PROBLEM REQUIREMENTS: Reproduce all of the data exactly.

TASK DATA:
<<<<

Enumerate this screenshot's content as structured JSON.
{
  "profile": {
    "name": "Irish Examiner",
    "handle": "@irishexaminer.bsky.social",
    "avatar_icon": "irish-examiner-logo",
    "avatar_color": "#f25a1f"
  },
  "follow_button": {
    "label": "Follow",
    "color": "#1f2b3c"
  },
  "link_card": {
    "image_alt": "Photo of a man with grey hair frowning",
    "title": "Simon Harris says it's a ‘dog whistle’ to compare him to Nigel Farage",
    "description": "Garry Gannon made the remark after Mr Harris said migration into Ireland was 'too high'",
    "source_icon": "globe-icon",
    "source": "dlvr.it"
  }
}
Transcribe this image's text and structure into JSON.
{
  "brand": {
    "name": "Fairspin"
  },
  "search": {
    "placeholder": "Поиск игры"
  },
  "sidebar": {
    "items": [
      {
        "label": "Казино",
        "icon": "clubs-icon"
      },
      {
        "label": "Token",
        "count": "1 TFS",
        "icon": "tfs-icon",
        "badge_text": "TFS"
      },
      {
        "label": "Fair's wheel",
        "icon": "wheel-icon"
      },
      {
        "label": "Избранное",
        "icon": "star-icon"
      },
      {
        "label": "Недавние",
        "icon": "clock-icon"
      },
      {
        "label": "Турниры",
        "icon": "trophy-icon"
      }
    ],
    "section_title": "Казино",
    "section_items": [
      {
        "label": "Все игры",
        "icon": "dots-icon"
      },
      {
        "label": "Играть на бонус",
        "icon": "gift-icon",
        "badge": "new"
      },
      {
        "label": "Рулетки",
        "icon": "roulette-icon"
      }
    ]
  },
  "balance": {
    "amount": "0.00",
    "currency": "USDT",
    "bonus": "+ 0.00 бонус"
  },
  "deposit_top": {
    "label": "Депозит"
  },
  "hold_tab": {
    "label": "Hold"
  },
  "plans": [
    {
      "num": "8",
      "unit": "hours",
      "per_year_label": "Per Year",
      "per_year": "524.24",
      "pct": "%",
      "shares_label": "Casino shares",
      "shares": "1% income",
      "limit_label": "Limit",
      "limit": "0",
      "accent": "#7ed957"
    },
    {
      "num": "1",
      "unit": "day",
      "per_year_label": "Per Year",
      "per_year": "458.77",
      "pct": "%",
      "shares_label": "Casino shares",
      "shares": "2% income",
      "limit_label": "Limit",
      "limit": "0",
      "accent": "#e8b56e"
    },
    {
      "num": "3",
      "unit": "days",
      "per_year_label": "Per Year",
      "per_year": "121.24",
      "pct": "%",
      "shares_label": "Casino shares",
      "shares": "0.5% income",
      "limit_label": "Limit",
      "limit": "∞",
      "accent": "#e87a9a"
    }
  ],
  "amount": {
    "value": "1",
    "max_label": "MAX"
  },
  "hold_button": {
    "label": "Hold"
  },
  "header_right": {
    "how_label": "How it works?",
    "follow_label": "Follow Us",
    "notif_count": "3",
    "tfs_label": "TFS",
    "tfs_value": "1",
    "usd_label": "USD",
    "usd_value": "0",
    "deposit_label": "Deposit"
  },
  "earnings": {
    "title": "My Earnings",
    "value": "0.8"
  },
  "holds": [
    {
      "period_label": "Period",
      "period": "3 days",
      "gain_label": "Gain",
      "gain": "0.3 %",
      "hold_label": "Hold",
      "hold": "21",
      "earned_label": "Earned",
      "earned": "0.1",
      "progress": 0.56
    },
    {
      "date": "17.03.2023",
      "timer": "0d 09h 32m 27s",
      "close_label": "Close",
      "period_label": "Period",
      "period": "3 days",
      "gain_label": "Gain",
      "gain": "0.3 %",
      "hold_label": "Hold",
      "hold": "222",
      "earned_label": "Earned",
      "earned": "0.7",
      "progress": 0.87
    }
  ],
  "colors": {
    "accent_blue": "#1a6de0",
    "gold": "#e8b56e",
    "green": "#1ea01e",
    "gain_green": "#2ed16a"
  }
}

>>>>

EXERCISE SOLUTION:
Enumerate this screenshot's content as structured JSON.
{
  "profile": {
    "name": "Irish Examiner",
    "handle": "@irishexaminer.bsky.social",
    "avatar_icon": "irish-examiner-logo",
    "avatar_color": "#f25a1f"
  },
  "follow_button": {
    "label": "Follow",
    "color": "#1f2b3c"
  },
  "link_card": {
    "image_alt": "Photo of a man with grey hair frowning",
    "title": "Simon Harris says it's a ‘dog whistle’ to compare him to Nigel Farage",
    "description": "Garry Gannon made the remark after Mr Harris said migration into Ireland was 'too high'",
    "source_icon": "globe-icon",
    "source": "dlvr.it"
  }
}
Transcribe this image's text and structure into JSON.
{
  "brand": {
    "name": "Fairspin"
  },
  "search": {
    "placeholder": "Поиск игры"
  },
  "sidebar": {
    "items": [
      {
        "label": "Казино",
        "icon": "clubs-icon"
      },
      {
        "label": "Token",
        "count": "1 TFS",
        "icon": "tfs-icon",
        "badge_text": "TFS"
      },
      {
        "label": "Fair's wheel",
        "icon": "wheel-icon"
      },
      {
        "label": "Избранное",
        "icon": "star-icon"
      },
      {
        "label": "Недавние",
        "icon": "clock-icon"
      },
      {
        "label": "Турниры",
        "icon": "trophy-icon"
      }
    ],
    "section_title": "Казино",
    "section_items": [
      {
        "label": "Все игры",
        "icon": "dots-icon"
      },
      {
        "label": "Играть на бонус",
        "icon": "gift-icon",
        "badge": "new"
      },
      {
        "label": "Рулетки",
        "icon": "roulette-icon"
      }
    ]
  },
  "balance": {
    "amount": "0.00",
    "currency": "USDT",
    "bonus": "+ 0.00 бонус"
  },
  "deposit_top": {
    "label": "Депозит"
  },
  "hold_tab": {
    "label": "Hold"
  },
  "plans": [
    {
      "num": "8",
      "unit": "hours",
      "per_year_label": "Per Year",
      "per_year": "524.24",
      "pct": "%",
      "shares_label": "Casino shares",
      "shares": "1% income",
      "limit_label": "Limit",
      "limit": "0",
      "accent": "#7ed957"
    },
    {
      "num": "1",
      "unit": "day",
      "per_year_label": "Per Year",
      "per_year": "458.77",
      "pct": "%",
      "shares_label": "Casino shares",
      "shares": "2% income",
      "limit_label": "Limit",
      "limit": "0",
      "accent": "#e8b56e"
    },
    {
      "num": "3",
      "unit": "days",
      "per_year_label": "Per Year",
      "per_year": "121.24",
      "pct": "%",
      "shares_label": "Casino shares",
      "shares": "0.5% income",
      "limit_label": "Limit",
      "limit": "∞",
      "accent": "#e87a9a"
    }
  ],
  "amount": {
    "value": "1",
    "max_label": "MAX"
  },
  "hold_button": {
    "label": "Hold"
  },
  "header_right": {
    "how_label": "How it works?",
    "follow_label": "Follow Us",
    "notif_count": "3",
    "tfs_label": "TFS",
    "tfs_value": "1",
    "usd_label": "USD",
    "usd_value": "0",
    "deposit_label": "Deposit"
  },
  "earnings": {
    "title": "My Earnings",
    "value": "0.8"
  },
  "holds": [
    {
      "period_label": "Period",
      "period": "3 days",
      "gain_label": "Gain",
      "gain": "0.3 %",
      "hold_label": "Hold",
      "hold": "21",
      "earned_label": "Earned",
      "earned": "0.1",
      "progress": 0.56
    },
    {
      "date": "17.03.2023",
      "timer": "0d 09h 32m 27s",
      "close_label": "Close",
      "period_label": "Period",
      "period": "3 days",
      "gain_label": "Gain",
      "gain": "0.3 %",
      "hold_label": "Hold",
      "hold": "222",
      "earned_label": "Earned",
      "earned": "0.7",
      "progress": 0.87
    }
  ],
  "colors": {
    "accent_blue": "#1a6de0",
    "gold": "#e8b56e",
    "green": "#1ea01e",
    "gain_green": "#2ed16a"
  }
}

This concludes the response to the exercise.